DO THIS =
Repeat the records below exactly.

DATASET RECORDS =

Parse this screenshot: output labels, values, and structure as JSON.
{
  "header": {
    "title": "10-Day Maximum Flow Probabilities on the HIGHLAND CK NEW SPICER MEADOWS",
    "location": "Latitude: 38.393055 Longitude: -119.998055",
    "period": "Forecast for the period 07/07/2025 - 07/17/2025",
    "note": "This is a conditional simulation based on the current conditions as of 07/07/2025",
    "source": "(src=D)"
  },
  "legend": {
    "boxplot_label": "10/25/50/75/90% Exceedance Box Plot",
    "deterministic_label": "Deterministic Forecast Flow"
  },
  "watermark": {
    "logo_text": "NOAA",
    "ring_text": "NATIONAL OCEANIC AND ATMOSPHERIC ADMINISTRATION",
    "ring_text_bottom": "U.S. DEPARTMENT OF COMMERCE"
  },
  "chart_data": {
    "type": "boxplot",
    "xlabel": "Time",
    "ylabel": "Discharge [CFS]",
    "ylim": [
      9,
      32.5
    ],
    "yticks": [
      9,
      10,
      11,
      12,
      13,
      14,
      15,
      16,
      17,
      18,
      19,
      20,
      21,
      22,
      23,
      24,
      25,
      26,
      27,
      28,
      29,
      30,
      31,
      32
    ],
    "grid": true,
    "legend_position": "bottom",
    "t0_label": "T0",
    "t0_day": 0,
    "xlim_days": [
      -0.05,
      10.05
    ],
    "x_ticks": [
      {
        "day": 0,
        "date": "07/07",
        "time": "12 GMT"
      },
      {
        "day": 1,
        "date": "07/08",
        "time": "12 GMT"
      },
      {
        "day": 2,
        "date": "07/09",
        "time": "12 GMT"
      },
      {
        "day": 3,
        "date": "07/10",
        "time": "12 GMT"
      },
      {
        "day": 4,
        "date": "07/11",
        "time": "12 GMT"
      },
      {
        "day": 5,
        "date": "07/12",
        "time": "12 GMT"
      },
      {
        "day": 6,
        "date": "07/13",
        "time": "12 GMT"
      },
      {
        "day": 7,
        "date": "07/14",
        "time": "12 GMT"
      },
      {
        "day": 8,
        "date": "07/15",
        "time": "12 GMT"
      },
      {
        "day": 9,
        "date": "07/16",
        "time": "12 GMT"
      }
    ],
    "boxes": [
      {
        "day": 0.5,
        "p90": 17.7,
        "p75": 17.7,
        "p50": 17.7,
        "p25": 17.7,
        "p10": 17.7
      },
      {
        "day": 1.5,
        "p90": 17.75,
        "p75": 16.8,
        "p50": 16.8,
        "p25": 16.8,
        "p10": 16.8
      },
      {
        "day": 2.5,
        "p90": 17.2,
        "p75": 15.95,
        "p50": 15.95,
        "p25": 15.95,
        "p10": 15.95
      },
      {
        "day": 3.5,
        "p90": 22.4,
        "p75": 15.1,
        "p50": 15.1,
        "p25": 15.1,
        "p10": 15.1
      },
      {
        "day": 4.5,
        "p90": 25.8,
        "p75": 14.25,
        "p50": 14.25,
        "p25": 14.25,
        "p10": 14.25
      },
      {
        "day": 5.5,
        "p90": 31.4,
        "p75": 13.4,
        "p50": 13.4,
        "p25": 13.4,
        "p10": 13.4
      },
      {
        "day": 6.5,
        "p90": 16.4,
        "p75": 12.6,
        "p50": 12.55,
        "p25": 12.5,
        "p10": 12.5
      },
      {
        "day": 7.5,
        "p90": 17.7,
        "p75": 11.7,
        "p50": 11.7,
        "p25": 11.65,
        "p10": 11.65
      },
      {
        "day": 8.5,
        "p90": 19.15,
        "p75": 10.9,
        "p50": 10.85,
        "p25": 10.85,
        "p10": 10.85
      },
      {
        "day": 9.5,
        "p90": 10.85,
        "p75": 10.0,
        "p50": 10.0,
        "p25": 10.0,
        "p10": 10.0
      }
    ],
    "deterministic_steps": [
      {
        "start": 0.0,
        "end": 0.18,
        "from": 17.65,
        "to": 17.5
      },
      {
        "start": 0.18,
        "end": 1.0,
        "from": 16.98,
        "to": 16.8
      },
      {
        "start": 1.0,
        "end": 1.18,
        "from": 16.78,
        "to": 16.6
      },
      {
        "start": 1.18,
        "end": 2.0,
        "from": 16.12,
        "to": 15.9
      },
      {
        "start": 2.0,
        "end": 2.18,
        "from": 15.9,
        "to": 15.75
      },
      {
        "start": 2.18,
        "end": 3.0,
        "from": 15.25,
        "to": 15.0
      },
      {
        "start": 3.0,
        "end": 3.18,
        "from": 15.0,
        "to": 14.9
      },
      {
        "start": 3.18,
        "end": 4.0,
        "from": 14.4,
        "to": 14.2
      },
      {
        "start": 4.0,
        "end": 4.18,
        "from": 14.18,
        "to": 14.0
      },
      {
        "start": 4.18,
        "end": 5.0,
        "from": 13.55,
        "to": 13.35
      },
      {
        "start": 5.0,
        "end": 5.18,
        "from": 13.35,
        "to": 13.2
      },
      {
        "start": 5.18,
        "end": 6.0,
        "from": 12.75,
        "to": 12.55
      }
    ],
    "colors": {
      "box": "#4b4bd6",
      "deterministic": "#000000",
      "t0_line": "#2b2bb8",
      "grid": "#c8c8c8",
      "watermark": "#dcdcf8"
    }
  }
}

FULL RESPONSE =
Parse this screenshot: output labels, values, and structure as JSON.
{
  "header": {
    "title": "10-Day Maximum Flow Probabilities on the HIGHLAND CK NEW SPICER MEADOWS",
    "location": "Latitude: 38.393055 Longitude: -119.998055",
    "period": "Forecast for the period 07/07/2025 - 07/17/2025",
    "note": "This is a conditional simulation based on the current conditions as of 07/07/2025",
    "source": "(src=D)"
  },
  "legend": {
    "boxplot_label": "10/25/50/75/90% Exceedance Box Plot",
    "deterministic_label": "Deterministic Forecast Flow"
  },
  "watermark": {
    "logo_text": "NOAA",
    "ring_text": "NATIONAL OCEANIC AND ATMOSPHERIC ADMINISTRATION",
    "ring_text_bottom": "U.S. DEPARTMENT OF COMMERCE"
  },
  "chart_data": {
    "type": "boxplot",
    "xlabel": "Time",
    "ylabel": "Discharge [CFS]",
    "ylim": [
      9,
      32.5
    ],
    "yticks": [
      9,
      10,
      11,
      12,
      13,
      14,
      15,
      16,
      17,
      18,
      19,
      20,
      21,
      22,
      23,
      24,
      25,
      26,
      27,
      28,
      29,
      30,
      31,
      32
    ],
    "grid": true,
    "legend_position": "bottom",
    "t0_label": "T0",
    "t0_day": 0,
    "xlim_days": [
      -0.05,
      10.05
    ],
    "x_ticks": [
      {
        "day": 0,
        "date": "07/07",
        "time": "12 GMT"
      },
      {
        "day": 1,
        "date": "07/08",
        "time": "12 GMT"
      },
      {
        "day": 2,
        "date": "07/09",
        "time": "12 GMT"
      },
      {
        "day": 3,
        "date": "07/10",
        "time": "12 GMT"
      },
      {
        "day": 4,
        "date": "07/11",
        "time": "12 GMT"
      },
      {
        "day": 5,
        "date": "07/12",
        "time": "12 GMT"
      },
      {
        "day": 6,
        "date": "07/13",
        "time": "12 GMT"
      },
      {
        "day": 7,
        "date": "07/14",
        "time": "12 GMT"
      },
      {
        "day": 8,
        "date": "07/15",
        "time": "12 GMT"
      },
      {
        "day": 9,
        "date": "07/16",
        "time": "12 GMT"
      }
    ],
    "boxes": [
      {
        "day": 0.5,
        "p90": 17.7,
        "p75": 17.7,
        "p50": 17.7,
        "p25": 17.7,
        "p10": 17.7
      },
      {
        "day": 1.5,
        "p90": 17.75,
        "p75": 16.8,
        "p50": 16.8,
        "p25": 16.8,
        "p10": 16.8
      },
      {
        "day": 2.5,
        "p90": 17.2,
        "p75": 15.95,
        "p50": 15.95,
        "p25": 15.95,
        "p10": 15.95
      },
      {
        "day": 3.5,
        "p90": 22.4,
        "p75": 15.1,
        "p50": 15.1,
        "p25": 15.1,
        "p10": 15.1
      },
      {
        "day": 4.5,
        "p90": 25.8,
        "p75": 14.25,
        "p50": 14.25,
        "p25": 14.25,
        "p10": 14.25
      },
      {
        "day": 5.5,
        "p90": 31.4,
        "p75": 13.4,
        "p50": 13.4,
        "p25": 13.4,
        "p10": 13.4
      },
      {
        "day": 6.5,
        "p90": 16.4,
        "p75": 12.6,
        "p50": 12.55,
        "p25": 12.5,
        "p10": 12.5
      },
      {
        "day": 7.5,
        "p90": 17.7,
        "p75": 11.7,
        "p50": 11.7,
        "p25": 11.65,
        "p10": 11.65
      },
      {
        "day": 8.5,
        "p90": 19.15,
        "p75": 10.9,
        "p50": 10.85,
        "p25": 10.85,
        "p10": 10.85
      },
      {
        "day": 9.5,
        "p90": 10.85,
        "p75": 10.0,
        "p50": 10.0,
        "p25": 10.0,
        "p10": 10.0
      }
    ],
    "deterministic_steps": [
      {
        "start": 0.0,
        "end": 0.18,
        "from": 17.65,
        "to": 17.5
      },
      {
        "start": 0.18,
        "end": 1.0,
        "from": 16.98,
        "to": 16.8
      },
      {
        "start": 1.0,
        "end": 1.18,
        "from": 16.78,
        "to": 16.6
      },
      {
        "start": 1.18,
        "end": 2.0,
        "from": 16.12,
        "to": 15.9
      },
      {
        "start": 2.0,
        "end": 2.18,
        "from": 15.9,
        "to": 15.75
      },
      {
        "start": 2.18,
        "end": 3.0,
        "from": 15.25,
        "to": 15.0
      },
      {
        "start": 3.0,
        "end": 3.18,
        "from": 15.0,
        "to": 14.9
      },
      {
        "start": 3.18,
        "end": 4.0,
        "from": 14.4,
        "to": 14.2
      },
      {
        "start": 4.0,
        "end": 4.18,
        "from": 14.18,
        "to": 14.0
      },
      {
        "start": 4.18,
        "end": 5.0,
        "from": 13.55,
        "to": 13.35
      },
      {
        "start": 5.0,
        "end": 5.18,
        "from": 13.35,
        "to": 13.2
      },
      {
        "start": 5.18,
        "end": 6.0,
        "from": 12.75,
        "to": 12.55
      }
    ],
    "colors": {
      "box": "#4b4bd6",
      "deterministic": "#000000",
      "t0_line": "#2b2bb8",
      "grid": "#c8c8c8",
      "watermark": "#dcdcf8"
    }
  }
}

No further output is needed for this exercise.